◆ PROBLEM: What is the number of lines containing the word "this"? Please answer with that number and nothing more.

Dataset entries:
--- start ---
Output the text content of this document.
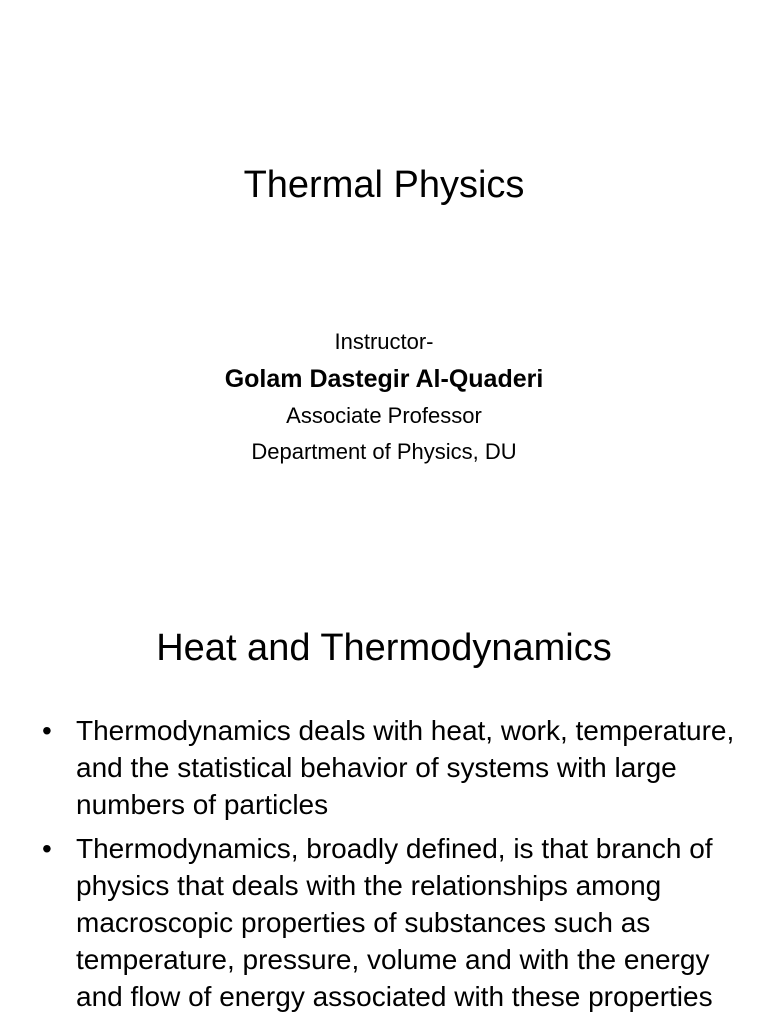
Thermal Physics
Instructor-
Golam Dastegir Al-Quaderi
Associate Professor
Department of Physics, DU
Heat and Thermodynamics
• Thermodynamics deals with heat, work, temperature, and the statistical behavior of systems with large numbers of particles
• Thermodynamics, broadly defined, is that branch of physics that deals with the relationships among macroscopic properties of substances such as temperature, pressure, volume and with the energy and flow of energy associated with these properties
--- end ---
--- start ---
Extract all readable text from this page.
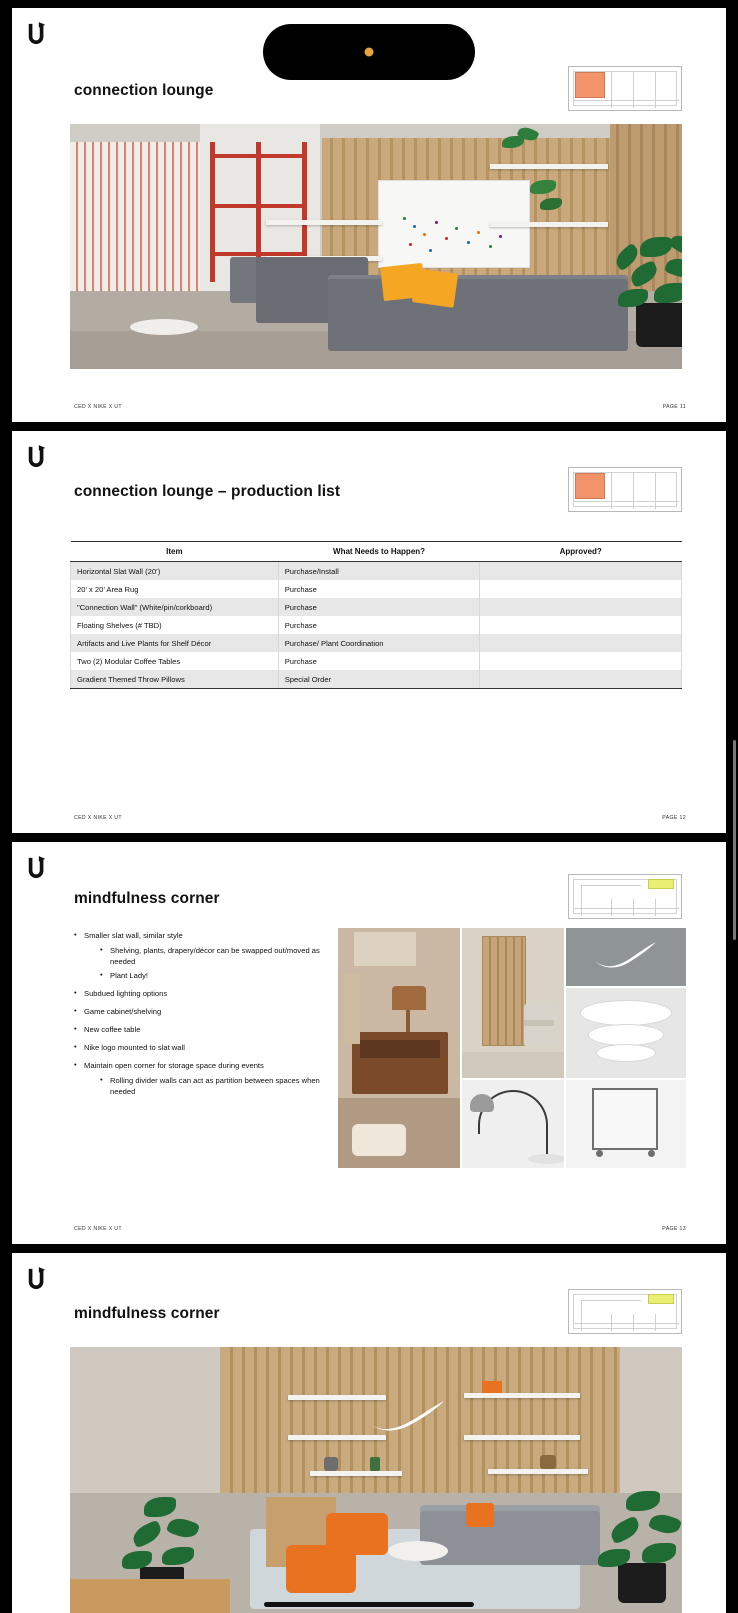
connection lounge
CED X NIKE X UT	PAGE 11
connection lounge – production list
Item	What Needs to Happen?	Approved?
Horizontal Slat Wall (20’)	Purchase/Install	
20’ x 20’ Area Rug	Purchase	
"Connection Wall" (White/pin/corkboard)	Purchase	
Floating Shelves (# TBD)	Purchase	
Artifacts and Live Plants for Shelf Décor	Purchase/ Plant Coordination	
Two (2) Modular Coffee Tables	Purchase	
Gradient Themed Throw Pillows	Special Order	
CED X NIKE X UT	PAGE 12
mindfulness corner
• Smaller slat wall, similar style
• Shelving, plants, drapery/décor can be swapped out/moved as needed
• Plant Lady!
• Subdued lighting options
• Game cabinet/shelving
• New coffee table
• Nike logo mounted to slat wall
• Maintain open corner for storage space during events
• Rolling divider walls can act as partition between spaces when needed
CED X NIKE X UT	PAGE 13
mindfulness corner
--- end ---
--- start ---
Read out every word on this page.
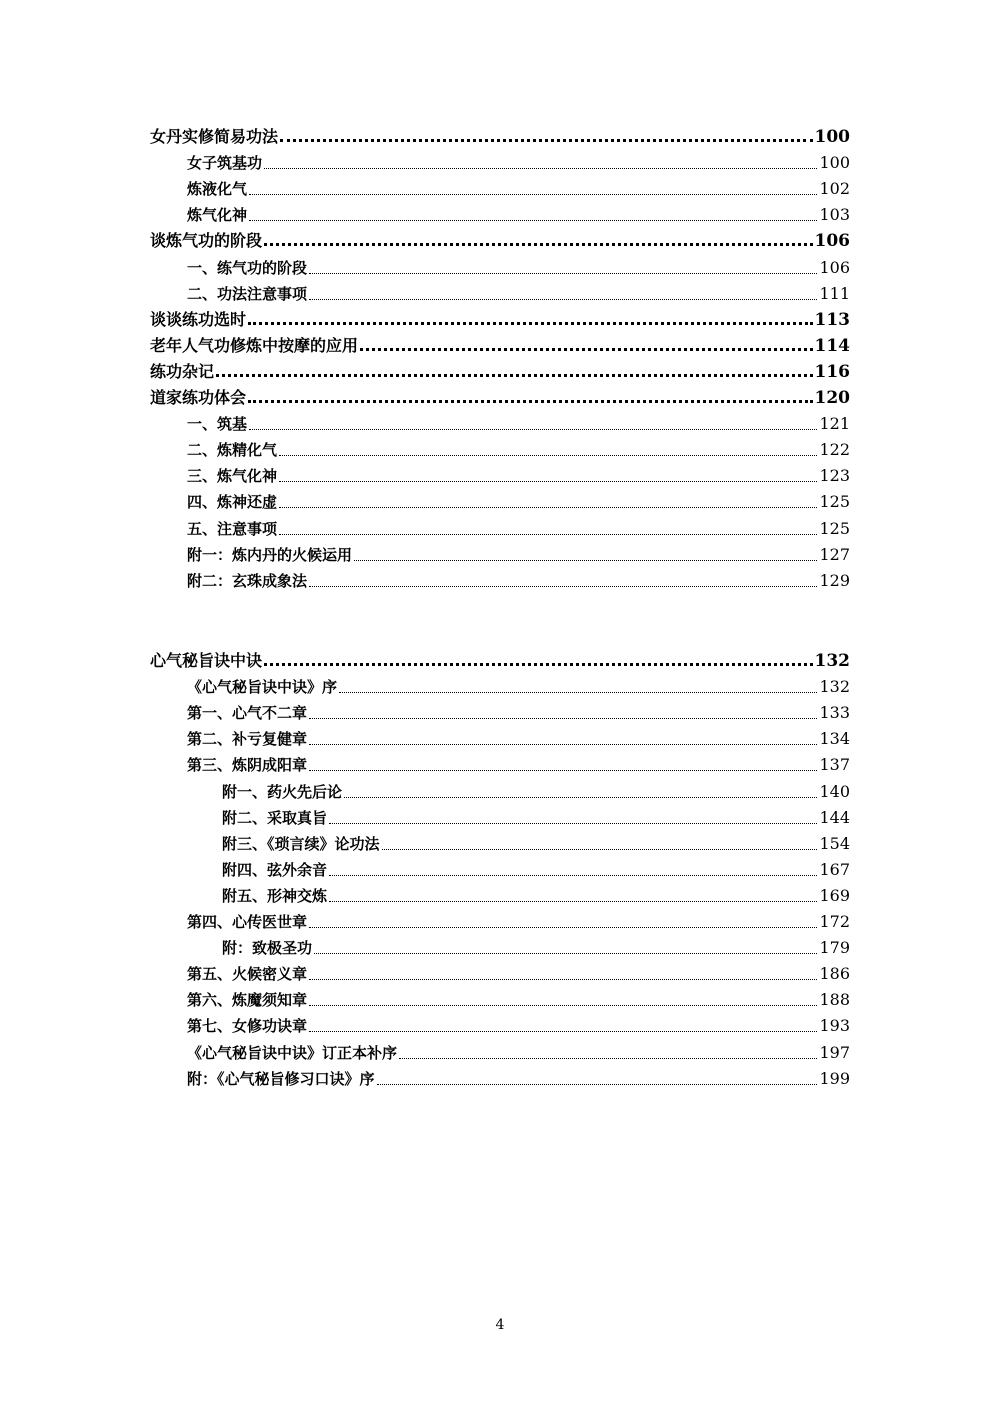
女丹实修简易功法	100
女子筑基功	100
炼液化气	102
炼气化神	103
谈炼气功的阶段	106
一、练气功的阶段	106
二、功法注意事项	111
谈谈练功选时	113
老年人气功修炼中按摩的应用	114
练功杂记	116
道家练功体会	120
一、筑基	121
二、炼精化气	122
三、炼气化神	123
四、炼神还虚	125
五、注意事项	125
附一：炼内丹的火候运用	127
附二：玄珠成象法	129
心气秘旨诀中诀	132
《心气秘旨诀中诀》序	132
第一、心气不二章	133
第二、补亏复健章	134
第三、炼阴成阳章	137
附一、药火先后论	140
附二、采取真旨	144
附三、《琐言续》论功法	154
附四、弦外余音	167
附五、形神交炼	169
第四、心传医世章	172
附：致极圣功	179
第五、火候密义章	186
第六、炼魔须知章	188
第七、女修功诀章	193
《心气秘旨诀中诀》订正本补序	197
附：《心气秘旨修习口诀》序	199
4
--- end ---
◆ REPLY: 3